▶ The task: Copy all lines below containing "Kapitalzuflüsse".

▶ Data listing:

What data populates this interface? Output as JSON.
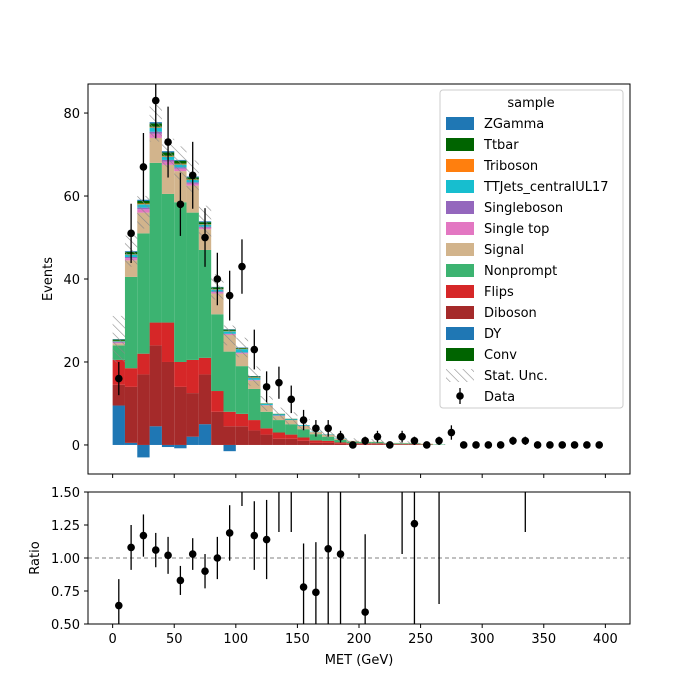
{
  "chart_data": {
    "type": "bar",
    "stacked": true,
    "xlabel": "MET (GeV)",
    "ylabel": "Events",
    "ratio_ylabel": "Ratio",
    "xlim": [
      -20,
      420
    ],
    "ylim": [
      -7,
      87
    ],
    "ratio_ylim": [
      0.5,
      1.5
    ],
    "x_ticks": [
      0,
      50,
      100,
      150,
      200,
      250,
      300,
      350,
      400
    ],
    "y_ticks": [
      0,
      20,
      40,
      60,
      80
    ],
    "ratio_ticks": [
      "0.50",
      "0.75",
      "1.00",
      "1.25",
      "1.50"
    ],
    "ratio_tick_values": [
      0.5,
      0.75,
      1.0,
      1.25,
      1.5
    ],
    "ratio_reference": 1.0,
    "bin_edges": [
      0,
      10,
      20,
      30,
      40,
      50,
      60,
      70,
      80,
      90,
      100,
      110,
      120,
      130,
      140,
      150,
      160,
      170,
      180,
      190,
      200,
      210,
      220,
      230,
      240,
      250,
      260,
      270,
      280,
      290,
      300,
      310,
      320,
      330,
      340,
      350,
      360,
      370,
      380,
      390,
      400
    ],
    "legend": {
      "title": "sample",
      "position": "upper right",
      "entries": [
        "ZGamma",
        "Ttbar",
        "Triboson",
        "TTJets_centralUL17",
        "Singleboson",
        "Single top",
        "Signal",
        "Nonprompt",
        "Flips",
        "Diboson",
        "DY",
        "Conv",
        "Stat. Unc.",
        "Data"
      ]
    },
    "series": [
      {
        "name": "DY",
        "color": "#1f77b4",
        "values": [
          9.5,
          0.5,
          -3,
          4.5,
          -0.5,
          -0.8,
          2,
          5,
          0,
          -1.5,
          0,
          0,
          0,
          0,
          0,
          0,
          0,
          0,
          0,
          0,
          0,
          0,
          0,
          0,
          0,
          0,
          0,
          0,
          0,
          0,
          0,
          0,
          0,
          0,
          0,
          0,
          0,
          0,
          0,
          0
        ]
      },
      {
        "name": "Diboson",
        "color": "#a52a2a",
        "values": [
          5,
          13.5,
          17,
          19.5,
          20,
          14,
          10.5,
          12,
          8,
          4.5,
          4.5,
          3.5,
          2.5,
          1.5,
          1.5,
          1,
          0.5,
          0.5,
          0.3,
          0.2,
          0.2,
          0.2,
          0.1,
          0.1,
          0.1,
          0,
          0,
          0,
          0,
          0,
          0,
          0,
          0,
          0,
          0,
          0,
          0,
          0,
          0,
          0
        ]
      },
      {
        "name": "Flips",
        "color": "#d62728",
        "values": [
          6,
          4.5,
          5,
          5.5,
          9.5,
          6,
          8,
          4,
          5,
          3.5,
          3,
          2.5,
          1.5,
          1.5,
          1,
          0.8,
          0.6,
          0.5,
          0.3,
          0.2,
          0.2,
          0.2,
          0.1,
          0.1,
          0.1,
          0.1,
          0,
          0,
          0,
          0,
          0,
          0,
          0,
          0,
          0,
          0,
          0,
          0,
          0,
          0
        ]
      },
      {
        "name": "Nonprompt",
        "color": "#3cb371",
        "values": [
          3.5,
          22,
          29,
          38.5,
          31,
          38.5,
          35.5,
          26,
          18.5,
          14.5,
          11.5,
          7.5,
          4,
          3,
          2.5,
          2,
          1.5,
          1,
          0.6,
          0.4,
          0.3,
          0.3,
          0.2,
          0.2,
          0.2,
          0.1,
          0.1,
          0,
          0,
          0,
          0,
          0,
          0,
          0,
          0,
          0,
          0,
          0,
          0,
          0
        ]
      },
      {
        "name": "Signal",
        "color": "#d2b48c",
        "values": [
          0.5,
          4,
          5,
          6,
          7,
          7.5,
          6.5,
          5,
          5,
          4,
          3,
          2,
          1.5,
          1,
          1,
          0.8,
          0.5,
          0.5,
          0.3,
          0.2,
          0.1,
          0.1,
          0.1,
          0.1,
          0.1,
          0.1,
          0,
          0,
          0,
          0,
          0,
          0,
          0,
          0,
          0,
          0,
          0,
          0,
          0,
          0
        ]
      },
      {
        "name": "Single top",
        "color": "#e377c2",
        "values": [
          0.2,
          0.5,
          0.8,
          1,
          0.8,
          0.6,
          0.5,
          0.4,
          0.3,
          0.2,
          0.2,
          0.1,
          0.1,
          0.1,
          0,
          0,
          0,
          0,
          0,
          0,
          0,
          0,
          0,
          0,
          0,
          0,
          0,
          0,
          0,
          0,
          0,
          0,
          0,
          0,
          0,
          0,
          0,
          0,
          0,
          0
        ]
      },
      {
        "name": "Singleboson",
        "color": "#9467bd",
        "values": [
          0.1,
          0.3,
          0.4,
          0.5,
          0.4,
          0.3,
          0.3,
          0.2,
          0.2,
          0.1,
          0.1,
          0.1,
          0,
          0,
          0,
          0,
          0,
          0,
          0,
          0,
          0,
          0,
          0,
          0,
          0,
          0,
          0,
          0,
          0,
          0,
          0,
          0,
          0,
          0,
          0,
          0,
          0,
          0,
          0,
          0
        ]
      },
      {
        "name": "TTJets_centralUL17",
        "color": "#17becf",
        "values": [
          0.2,
          0.6,
          0.8,
          1,
          0.8,
          0.7,
          0.6,
          0.5,
          0.5,
          0.6,
          0.8,
          0.5,
          0.3,
          0.3,
          0.2,
          0.2,
          0.1,
          0.1,
          0.1,
          0,
          0,
          0,
          0,
          0,
          0,
          0,
          0,
          0,
          0,
          0,
          0,
          0,
          0,
          0,
          0,
          0,
          0,
          0,
          0,
          0
        ]
      },
      {
        "name": "Triboson",
        "color": "#ff7f0e",
        "values": [
          0.1,
          0.1,
          0.2,
          0.2,
          0.2,
          0.2,
          0.1,
          0.1,
          0.1,
          0.1,
          0.1,
          0.1,
          0,
          0,
          0,
          0,
          0,
          0,
          0,
          0,
          0,
          0,
          0,
          0,
          0,
          0,
          0,
          0,
          0,
          0,
          0,
          0,
          0,
          0,
          0,
          0,
          0,
          0,
          0,
          0
        ]
      },
      {
        "name": "Ttbar",
        "color": "#006400",
        "values": [
          0.3,
          0.5,
          0.6,
          0.8,
          0.8,
          0.7,
          0.5,
          0.5,
          0.4,
          0.3,
          0.2,
          0.2,
          0.1,
          0.1,
          0.1,
          0,
          0,
          0,
          0,
          0,
          0,
          0,
          0,
          0,
          0,
          0,
          0,
          0,
          0,
          0,
          0,
          0,
          0,
          0,
          0,
          0,
          0,
          0,
          0,
          0
        ]
      },
      {
        "name": "ZGamma",
        "color": "#1f77b4",
        "values": [
          0.1,
          0.2,
          0.3,
          0.3,
          0.3,
          0.2,
          0.2,
          0.2,
          0.1,
          0.1,
          0.1,
          0.1,
          0,
          0,
          0,
          0,
          0,
          0,
          0,
          0,
          0,
          0,
          0,
          0,
          0,
          0,
          0,
          0,
          0,
          0,
          0,
          0,
          0,
          0,
          0,
          0,
          0,
          0,
          0,
          0
        ]
      },
      {
        "name": "Conv",
        "color": "#006400",
        "values": [
          0,
          0,
          0,
          0,
          0,
          0,
          0,
          0,
          0,
          0,
          0,
          0,
          0,
          0,
          0,
          0,
          0,
          0,
          0,
          0,
          0,
          0,
          0,
          0,
          0,
          0,
          0,
          0,
          0,
          0,
          0,
          0,
          0,
          0,
          0,
          0,
          0,
          0,
          0,
          0
        ]
      }
    ],
    "stat_unc_rel": [
      0.22,
      0.08,
      0.07,
      0.06,
      0.05,
      0.06,
      0.06,
      0.07,
      0.08,
      0.09,
      0.1,
      0.14,
      0.18,
      0.2,
      0.25,
      0.3,
      0.35,
      0.4,
      0.5,
      0.6,
      0.7,
      0.8,
      0.8,
      0.8,
      0.8,
      0.8,
      0.8,
      0.8,
      0.8,
      0.8,
      0.8,
      0.8,
      0.8,
      0.8,
      0.8,
      0.8,
      0.8,
      0.8,
      0.8,
      0.8
    ],
    "data": {
      "name": "Data",
      "x": [
        5,
        15,
        25,
        35,
        45,
        55,
        65,
        75,
        85,
        95,
        105,
        115,
        125,
        135,
        145,
        155,
        165,
        175,
        185,
        195,
        205,
        215,
        225,
        235,
        245,
        255,
        265,
        275,
        285,
        295,
        305,
        315,
        325,
        335,
        345,
        355,
        365,
        375,
        385,
        395
      ],
      "y": [
        16,
        51,
        67,
        83,
        73,
        58,
        65,
        50,
        40,
        36,
        43,
        23,
        14,
        15,
        11,
        6,
        4,
        4,
        2,
        0,
        1,
        2,
        0,
        2,
        1,
        0,
        1,
        3,
        0,
        0,
        0,
        0,
        1,
        1,
        0,
        0,
        0,
        0,
        0,
        0
      ]
    },
    "ratio": {
      "x": [
        5,
        15,
        25,
        35,
        45,
        55,
        65,
        75,
        85,
        95,
        115,
        125,
        155,
        165,
        175,
        185,
        205,
        245
      ],
      "y": [
        0.64,
        1.08,
        1.17,
        1.06,
        1.02,
        0.83,
        1.03,
        0.9,
        1.0,
        1.19,
        1.17,
        1.14,
        0.78,
        0.74,
        1.07,
        1.03,
        0.59,
        1.26
      ],
      "err": [
        0.2,
        0.17,
        0.16,
        0.13,
        0.14,
        0.11,
        0.12,
        0.13,
        0.16,
        0.21,
        0.26,
        0.3,
        0.33,
        0.38,
        0.6,
        0.7,
        0.59,
        1.26
      ],
      "offscale_bins": [
        105,
        135,
        145,
        235,
        265,
        335
      ]
    }
  }
}
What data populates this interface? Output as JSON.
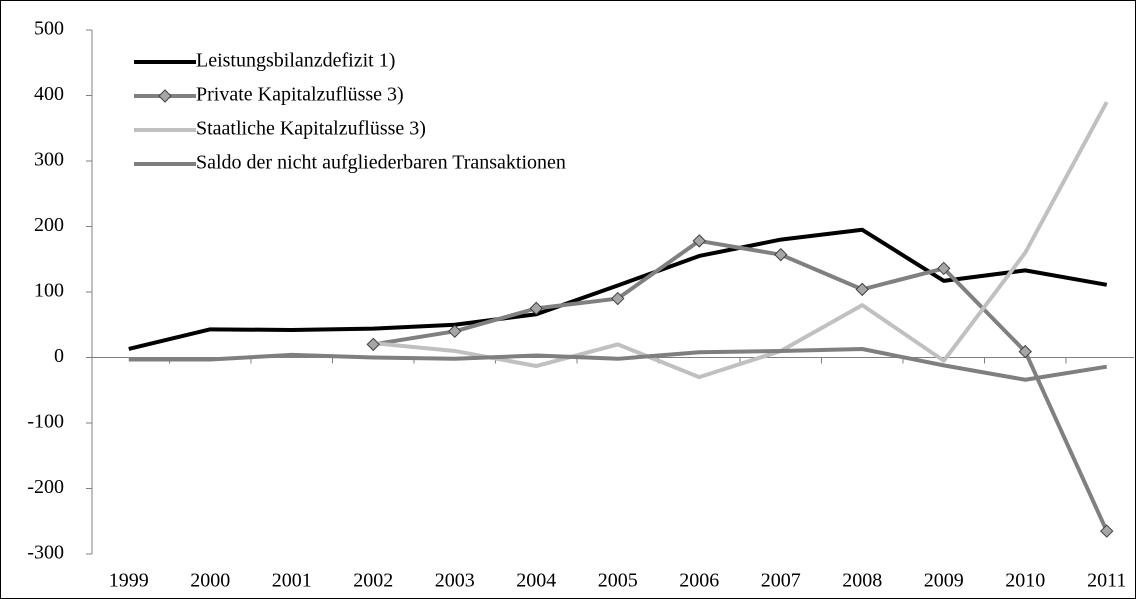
{
  "chart_data": {
    "type": "line",
    "categories": [
      "1999",
      "2000",
      "2001",
      "2002",
      "2003",
      "2004",
      "2005",
      "2006",
      "2007",
      "2008",
      "2009",
      "2010",
      "2011"
    ],
    "series": [
      {
        "name": "Leistungsbilanzdefizit 1)",
        "color": "#000000",
        "values": [
          13,
          43,
          42,
          44,
          50,
          66,
          110,
          155,
          180,
          195,
          117,
          133,
          111
        ]
      },
      {
        "name": "Private Kapitalzuflüsse 3)",
        "color": "#808080",
        "marker": "diamond",
        "values": [
          null,
          null,
          null,
          20,
          40,
          75,
          90,
          178,
          157,
          104,
          136,
          9,
          -265
        ]
      },
      {
        "name": "Staatliche Kapitalzuflüsse 3)",
        "color": "#c0c0c0",
        "values": [
          null,
          null,
          null,
          22,
          10,
          -13,
          20,
          -30,
          10,
          80,
          -5,
          160,
          390
        ]
      },
      {
        "name": "Saldo der nicht aufgliederbaren Transaktionen",
        "color": "#7f7f7f",
        "values": [
          -3,
          -3,
          4,
          0,
          -2,
          3,
          -2,
          8,
          10,
          13,
          -12,
          -34,
          -14
        ]
      }
    ],
    "ylim": [
      -300,
      500
    ],
    "yticks": [
      -300,
      -200,
      -100,
      0,
      100,
      200,
      300,
      400,
      500
    ],
    "legend": "upper left"
  }
}
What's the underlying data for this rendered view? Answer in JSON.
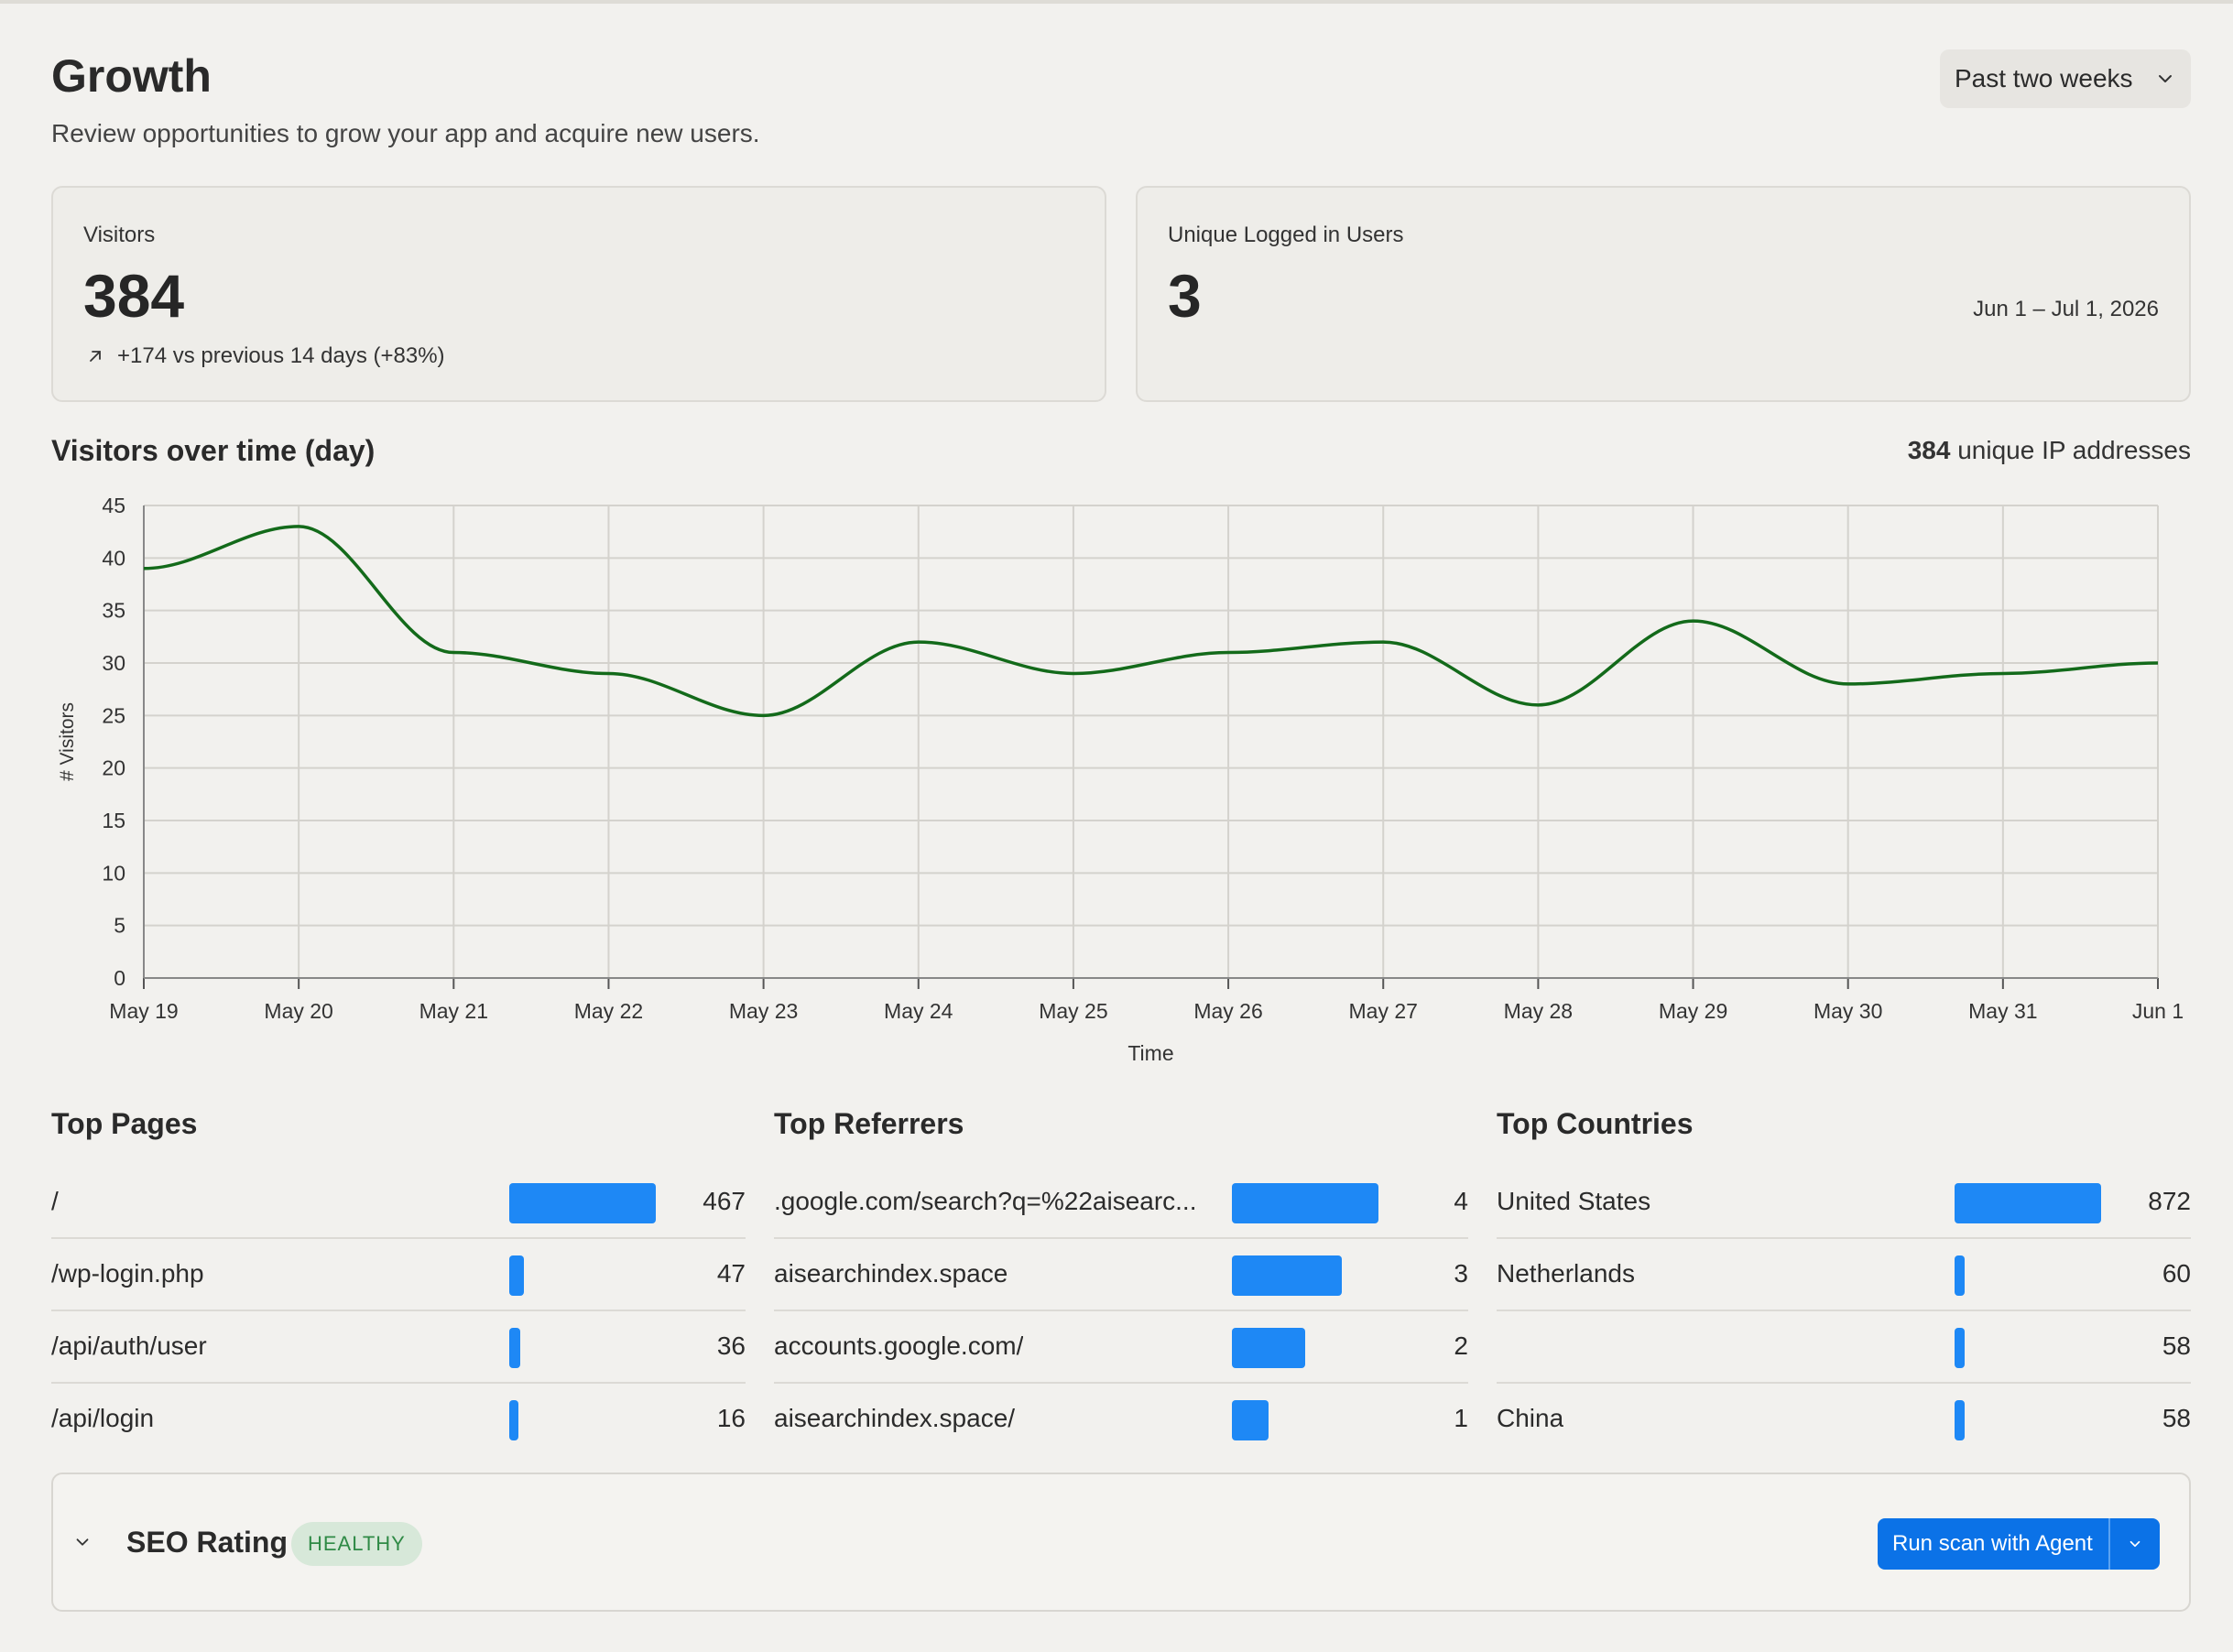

▶ Result for this exercise:
        "name": "Private Kapitalzuflüsse 3)",
        "name": "Staatliche Kapitalzuflüsse 3)",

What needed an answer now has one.